INFORMATION PROVIDED →
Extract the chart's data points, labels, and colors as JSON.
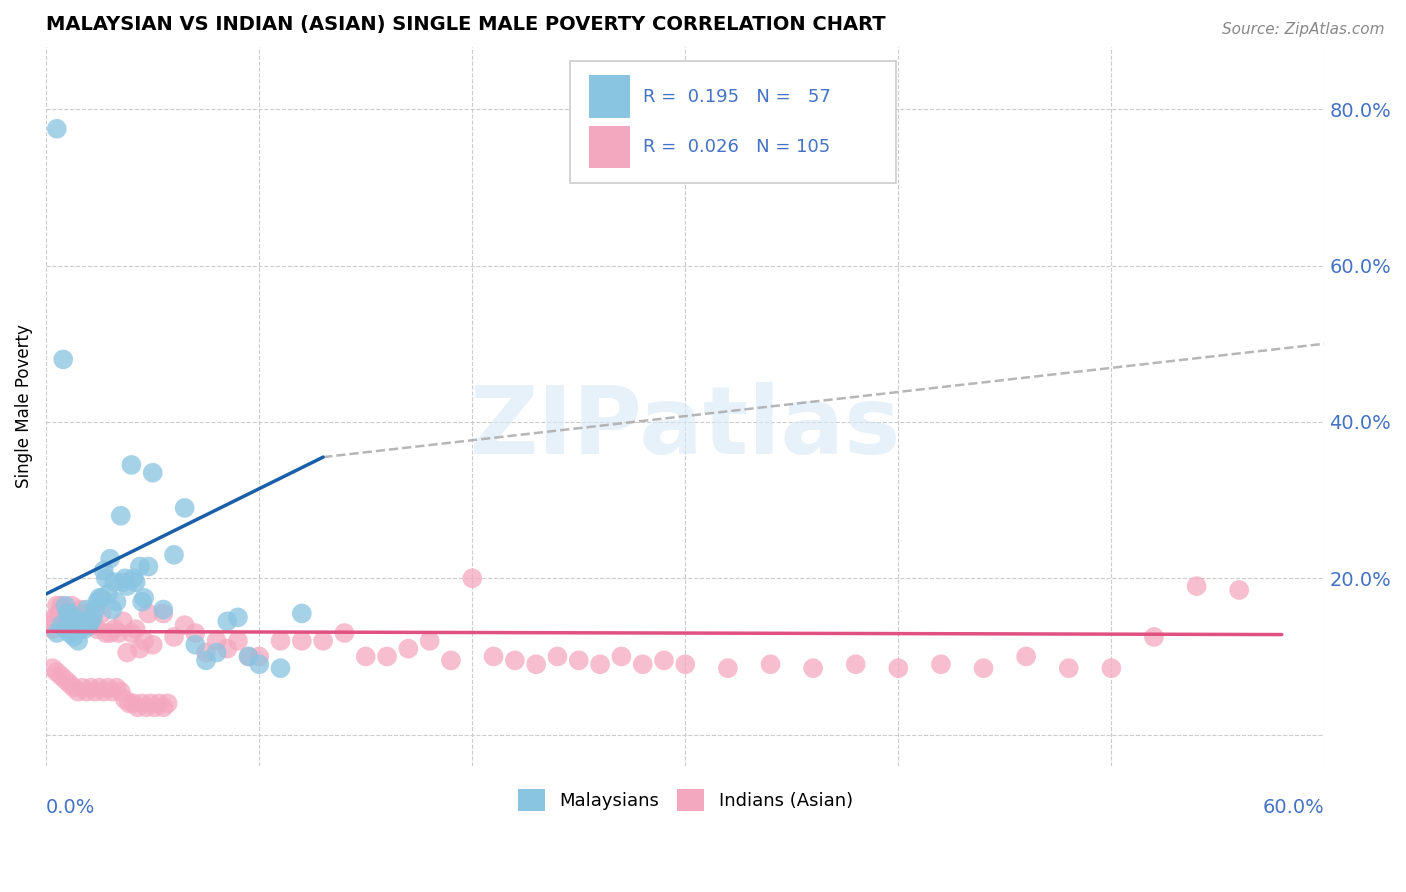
{
  "title": "MALAYSIAN VS INDIAN (ASIAN) SINGLE MALE POVERTY CORRELATION CHART",
  "source": "Source: ZipAtlas.com",
  "ylabel": "Single Male Poverty",
  "ytick_vals": [
    0.0,
    0.2,
    0.4,
    0.6,
    0.8
  ],
  "ytick_labels": [
    "",
    "20.0%",
    "40.0%",
    "60.0%",
    "80.0%"
  ],
  "xlim": [
    0.0,
    0.6
  ],
  "ylim": [
    -0.04,
    0.88
  ],
  "legend_R1": "0.195",
  "legend_N1": "57",
  "legend_R2": "0.026",
  "legend_N2": "105",
  "blue_dot_color": "#89c4e1",
  "pink_dot_color": "#f4a8c0",
  "blue_line_color": "#1a5fa8",
  "pink_line_color": "#e05080",
  "dash_color": "#aaaaaa",
  "watermark_color": "#d6e8f5",
  "blue_line_x0": 0.0,
  "blue_line_y0": 0.18,
  "blue_line_x1": 0.13,
  "blue_line_y1": 0.355,
  "pink_line_x0": 0.0,
  "pink_line_y0": 0.132,
  "pink_line_x1": 0.58,
  "pink_line_y1": 0.128,
  "dash_line_x0": 0.13,
  "dash_line_y0": 0.355,
  "dash_line_x1": 0.6,
  "dash_line_y1": 0.5,
  "mal_x": [
    0.005,
    0.008,
    0.009,
    0.01,
    0.011,
    0.012,
    0.013,
    0.014,
    0.015,
    0.016,
    0.017,
    0.018,
    0.019,
    0.02,
    0.021,
    0.022,
    0.023,
    0.024,
    0.025,
    0.026,
    0.027,
    0.028,
    0.029,
    0.03,
    0.031,
    0.032,
    0.033,
    0.035,
    0.036,
    0.037,
    0.038,
    0.04,
    0.041,
    0.042,
    0.044,
    0.045,
    0.046,
    0.048,
    0.05,
    0.055,
    0.06,
    0.065,
    0.07,
    0.075,
    0.08,
    0.085,
    0.09,
    0.095,
    0.1,
    0.11,
    0.12,
    0.005,
    0.007,
    0.009,
    0.011,
    0.013,
    0.015
  ],
  "mal_y": [
    0.775,
    0.48,
    0.165,
    0.155,
    0.155,
    0.15,
    0.145,
    0.14,
    0.14,
    0.135,
    0.145,
    0.135,
    0.16,
    0.14,
    0.145,
    0.15,
    0.16,
    0.17,
    0.175,
    0.175,
    0.21,
    0.2,
    0.18,
    0.225,
    0.16,
    0.195,
    0.17,
    0.28,
    0.195,
    0.2,
    0.19,
    0.345,
    0.2,
    0.195,
    0.215,
    0.17,
    0.175,
    0.215,
    0.335,
    0.16,
    0.23,
    0.29,
    0.115,
    0.095,
    0.105,
    0.145,
    0.15,
    0.1,
    0.09,
    0.085,
    0.155,
    0.13,
    0.14,
    0.135,
    0.13,
    0.125,
    0.12
  ],
  "ind_x": [
    0.002,
    0.003,
    0.004,
    0.005,
    0.006,
    0.007,
    0.008,
    0.009,
    0.01,
    0.011,
    0.012,
    0.013,
    0.014,
    0.015,
    0.016,
    0.017,
    0.018,
    0.019,
    0.02,
    0.022,
    0.024,
    0.026,
    0.028,
    0.03,
    0.032,
    0.034,
    0.036,
    0.038,
    0.04,
    0.042,
    0.044,
    0.046,
    0.048,
    0.05,
    0.055,
    0.06,
    0.065,
    0.07,
    0.075,
    0.08,
    0.085,
    0.09,
    0.095,
    0.1,
    0.11,
    0.12,
    0.13,
    0.14,
    0.15,
    0.16,
    0.17,
    0.18,
    0.19,
    0.2,
    0.21,
    0.22,
    0.23,
    0.24,
    0.25,
    0.26,
    0.27,
    0.28,
    0.29,
    0.3,
    0.32,
    0.34,
    0.36,
    0.38,
    0.4,
    0.42,
    0.44,
    0.46,
    0.48,
    0.5,
    0.52,
    0.54,
    0.56,
    0.003,
    0.005,
    0.007,
    0.009,
    0.011,
    0.013,
    0.015,
    0.017,
    0.019,
    0.021,
    0.023,
    0.025,
    0.027,
    0.029,
    0.031,
    0.033,
    0.035,
    0.037,
    0.039,
    0.041,
    0.043,
    0.045,
    0.047,
    0.049,
    0.051,
    0.053,
    0.055,
    0.057
  ],
  "ind_y": [
    0.145,
    0.135,
    0.15,
    0.165,
    0.155,
    0.165,
    0.16,
    0.155,
    0.15,
    0.145,
    0.165,
    0.155,
    0.145,
    0.15,
    0.16,
    0.15,
    0.145,
    0.14,
    0.155,
    0.14,
    0.135,
    0.155,
    0.13,
    0.13,
    0.135,
    0.13,
    0.145,
    0.105,
    0.13,
    0.135,
    0.11,
    0.12,
    0.155,
    0.115,
    0.155,
    0.125,
    0.14,
    0.13,
    0.105,
    0.12,
    0.11,
    0.12,
    0.1,
    0.1,
    0.12,
    0.12,
    0.12,
    0.13,
    0.1,
    0.1,
    0.11,
    0.12,
    0.095,
    0.2,
    0.1,
    0.095,
    0.09,
    0.1,
    0.095,
    0.09,
    0.1,
    0.09,
    0.095,
    0.09,
    0.085,
    0.09,
    0.085,
    0.09,
    0.085,
    0.09,
    0.085,
    0.1,
    0.085,
    0.085,
    0.125,
    0.19,
    0.185,
    0.085,
    0.08,
    0.075,
    0.07,
    0.065,
    0.06,
    0.055,
    0.06,
    0.055,
    0.06,
    0.055,
    0.06,
    0.055,
    0.06,
    0.055,
    0.06,
    0.055,
    0.045,
    0.04,
    0.04,
    0.035,
    0.04,
    0.035,
    0.04,
    0.035,
    0.04,
    0.035,
    0.04
  ]
}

WHAT TO PRODUCE →
Retype the records exactly. Any image in them should not appear in what you write.

ANSWER TO THE PROBLEM →
Extract the chart's data points, labels, and colors as JSON.
{
  "title": "MALAYSIAN VS INDIAN (ASIAN) SINGLE MALE POVERTY CORRELATION CHART",
  "source": "Source: ZipAtlas.com",
  "ylabel": "Single Male Poverty",
  "ytick_vals": [
    0.0,
    0.2,
    0.4,
    0.6,
    0.8
  ],
  "ytick_labels": [
    "",
    "20.0%",
    "40.0%",
    "60.0%",
    "80.0%"
  ],
  "xlim": [
    0.0,
    0.6
  ],
  "ylim": [
    -0.04,
    0.88
  ],
  "legend_R1": "0.195",
  "legend_N1": "57",
  "legend_R2": "0.026",
  "legend_N2": "105",
  "blue_dot_color": "#89c4e1",
  "pink_dot_color": "#f4a8c0",
  "blue_line_color": "#1a5fa8",
  "pink_line_color": "#e05080",
  "dash_color": "#aaaaaa",
  "watermark_color": "#d6e8f5",
  "blue_line_x0": 0.0,
  "blue_line_y0": 0.18,
  "blue_line_x1": 0.13,
  "blue_line_y1": 0.355,
  "pink_line_x0": 0.0,
  "pink_line_y0": 0.132,
  "pink_line_x1": 0.58,
  "pink_line_y1": 0.128,
  "dash_line_x0": 0.13,
  "dash_line_y0": 0.355,
  "dash_line_x1": 0.6,
  "dash_line_y1": 0.5,
  "mal_x": [
    0.005,
    0.008,
    0.009,
    0.01,
    0.011,
    0.012,
    0.013,
    0.014,
    0.015,
    0.016,
    0.017,
    0.018,
    0.019,
    0.02,
    0.021,
    0.022,
    0.023,
    0.024,
    0.025,
    0.026,
    0.027,
    0.028,
    0.029,
    0.03,
    0.031,
    0.032,
    0.033,
    0.035,
    0.036,
    0.037,
    0.038,
    0.04,
    0.041,
    0.042,
    0.044,
    0.045,
    0.046,
    0.048,
    0.05,
    0.055,
    0.06,
    0.065,
    0.07,
    0.075,
    0.08,
    0.085,
    0.09,
    0.095,
    0.1,
    0.11,
    0.12,
    0.005,
    0.007,
    0.009,
    0.011,
    0.013,
    0.015
  ],
  "mal_y": [
    0.775,
    0.48,
    0.165,
    0.155,
    0.155,
    0.15,
    0.145,
    0.14,
    0.14,
    0.135,
    0.145,
    0.135,
    0.16,
    0.14,
    0.145,
    0.15,
    0.16,
    0.17,
    0.175,
    0.175,
    0.21,
    0.2,
    0.18,
    0.225,
    0.16,
    0.195,
    0.17,
    0.28,
    0.195,
    0.2,
    0.19,
    0.345,
    0.2,
    0.195,
    0.215,
    0.17,
    0.175,
    0.215,
    0.335,
    0.16,
    0.23,
    0.29,
    0.115,
    0.095,
    0.105,
    0.145,
    0.15,
    0.1,
    0.09,
    0.085,
    0.155,
    0.13,
    0.14,
    0.135,
    0.13,
    0.125,
    0.12
  ],
  "ind_x": [
    0.002,
    0.003,
    0.004,
    0.005,
    0.006,
    0.007,
    0.008,
    0.009,
    0.01,
    0.011,
    0.012,
    0.013,
    0.014,
    0.015,
    0.016,
    0.017,
    0.018,
    0.019,
    0.02,
    0.022,
    0.024,
    0.026,
    0.028,
    0.03,
    0.032,
    0.034,
    0.036,
    0.038,
    0.04,
    0.042,
    0.044,
    0.046,
    0.048,
    0.05,
    0.055,
    0.06,
    0.065,
    0.07,
    0.075,
    0.08,
    0.085,
    0.09,
    0.095,
    0.1,
    0.11,
    0.12,
    0.13,
    0.14,
    0.15,
    0.16,
    0.17,
    0.18,
    0.19,
    0.2,
    0.21,
    0.22,
    0.23,
    0.24,
    0.25,
    0.26,
    0.27,
    0.28,
    0.29,
    0.3,
    0.32,
    0.34,
    0.36,
    0.38,
    0.4,
    0.42,
    0.44,
    0.46,
    0.48,
    0.5,
    0.52,
    0.54,
    0.56,
    0.003,
    0.005,
    0.007,
    0.009,
    0.011,
    0.013,
    0.015,
    0.017,
    0.019,
    0.021,
    0.023,
    0.025,
    0.027,
    0.029,
    0.031,
    0.033,
    0.035,
    0.037,
    0.039,
    0.041,
    0.043,
    0.045,
    0.047,
    0.049,
    0.051,
    0.053,
    0.055,
    0.057
  ],
  "ind_y": [
    0.145,
    0.135,
    0.15,
    0.165,
    0.155,
    0.165,
    0.16,
    0.155,
    0.15,
    0.145,
    0.165,
    0.155,
    0.145,
    0.15,
    0.16,
    0.15,
    0.145,
    0.14,
    0.155,
    0.14,
    0.135,
    0.155,
    0.13,
    0.13,
    0.135,
    0.13,
    0.145,
    0.105,
    0.13,
    0.135,
    0.11,
    0.12,
    0.155,
    0.115,
    0.155,
    0.125,
    0.14,
    0.13,
    0.105,
    0.12,
    0.11,
    0.12,
    0.1,
    0.1,
    0.12,
    0.12,
    0.12,
    0.13,
    0.1,
    0.1,
    0.11,
    0.12,
    0.095,
    0.2,
    0.1,
    0.095,
    0.09,
    0.1,
    0.095,
    0.09,
    0.1,
    0.09,
    0.095,
    0.09,
    0.085,
    0.09,
    0.085,
    0.09,
    0.085,
    0.09,
    0.085,
    0.1,
    0.085,
    0.085,
    0.125,
    0.19,
    0.185,
    0.085,
    0.08,
    0.075,
    0.07,
    0.065,
    0.06,
    0.055,
    0.06,
    0.055,
    0.06,
    0.055,
    0.06,
    0.055,
    0.06,
    0.055,
    0.06,
    0.055,
    0.045,
    0.04,
    0.04,
    0.035,
    0.04,
    0.035,
    0.04,
    0.035,
    0.04,
    0.035,
    0.04
  ]
}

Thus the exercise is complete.